• [Extracted information]:
--- Begin ---

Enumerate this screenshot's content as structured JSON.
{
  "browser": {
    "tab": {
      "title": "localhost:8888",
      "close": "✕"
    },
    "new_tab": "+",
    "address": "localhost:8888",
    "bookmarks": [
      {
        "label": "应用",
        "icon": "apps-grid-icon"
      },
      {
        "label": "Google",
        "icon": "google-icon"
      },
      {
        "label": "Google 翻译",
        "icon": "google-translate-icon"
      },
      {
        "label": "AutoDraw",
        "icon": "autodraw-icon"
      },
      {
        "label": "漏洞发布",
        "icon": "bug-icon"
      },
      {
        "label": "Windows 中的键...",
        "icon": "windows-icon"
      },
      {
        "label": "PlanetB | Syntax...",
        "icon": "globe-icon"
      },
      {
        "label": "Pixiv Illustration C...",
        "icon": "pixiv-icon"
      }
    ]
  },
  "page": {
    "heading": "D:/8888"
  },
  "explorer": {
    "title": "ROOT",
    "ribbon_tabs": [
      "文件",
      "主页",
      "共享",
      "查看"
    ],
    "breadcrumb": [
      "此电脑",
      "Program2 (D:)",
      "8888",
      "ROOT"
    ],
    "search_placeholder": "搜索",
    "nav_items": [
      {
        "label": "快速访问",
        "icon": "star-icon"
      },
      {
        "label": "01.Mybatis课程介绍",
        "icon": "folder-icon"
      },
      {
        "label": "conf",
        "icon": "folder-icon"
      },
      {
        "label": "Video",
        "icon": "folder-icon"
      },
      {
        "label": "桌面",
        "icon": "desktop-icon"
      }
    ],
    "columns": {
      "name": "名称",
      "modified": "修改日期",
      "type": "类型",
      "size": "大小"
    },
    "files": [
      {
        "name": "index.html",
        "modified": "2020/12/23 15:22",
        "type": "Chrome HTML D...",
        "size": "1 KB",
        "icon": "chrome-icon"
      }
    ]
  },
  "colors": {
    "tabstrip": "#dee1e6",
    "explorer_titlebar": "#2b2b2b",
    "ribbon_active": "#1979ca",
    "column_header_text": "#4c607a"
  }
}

--- End ---

• [The task]: Please return the data above exactly as given.

• [Solution]:
Enumerate this screenshot's content as structured JSON.
{
  "browser": {
    "tab": {
      "title": "localhost:8888",
      "close": "✕"
    },
    "new_tab": "+",
    "address": "localhost:8888",
    "bookmarks": [
      {
        "label": "应用",
        "icon": "apps-grid-icon"
      },
      {
        "label": "Google",
        "icon": "google-icon"
      },
      {
        "label": "Google 翻译",
        "icon": "google-translate-icon"
      },
      {
        "label": "AutoDraw",
        "icon": "autodraw-icon"
      },
      {
        "label": "漏洞发布",
        "icon": "bug-icon"
      },
      {
        "label": "Windows 中的键...",
        "icon": "windows-icon"
      },
      {
        "label": "PlanetB | Syntax...",
        "icon": "globe-icon"
      },
      {
        "label": "Pixiv Illustration C...",
        "icon": "pixiv-icon"
      }
    ]
  },
  "page": {
    "heading": "D:/8888"
  },
  "explorer": {
    "title": "ROOT",
    "ribbon_tabs": [
      "文件",
      "主页",
      "共享",
      "查看"
    ],
    "breadcrumb": [
      "此电脑",
      "Program2 (D:)",
      "8888",
      "ROOT"
    ],
    "search_placeholder": "搜索",
    "nav_items": [
      {
        "label": "快速访问",
        "icon": "star-icon"
      },
      {
        "label": "01.Mybatis课程介绍",
        "icon": "folder-icon"
      },
      {
        "label": "conf",
        "icon": "folder-icon"
      },
      {
        "label": "Video",
        "icon": "folder-icon"
      },
      {
        "label": "桌面",
        "icon": "desktop-icon"
      }
    ],
    "columns": {
      "name": "名称",
      "modified": "修改日期",
      "type": "类型",
      "size": "大小"
    },
    "files": [
      {
        "name": "index.html",
        "modified": "2020/12/23 15:22",
        "type": "Chrome HTML D...",
        "size": "1 KB",
        "icon": "chrome-icon"
      }
    ]
  },
  "colors": {
    "tabstrip": "#dee1e6",
    "explorer_titlebar": "#2b2b2b",
    "ribbon_active": "#1979ca",
    "column_header_text": "#4c607a"
  }
}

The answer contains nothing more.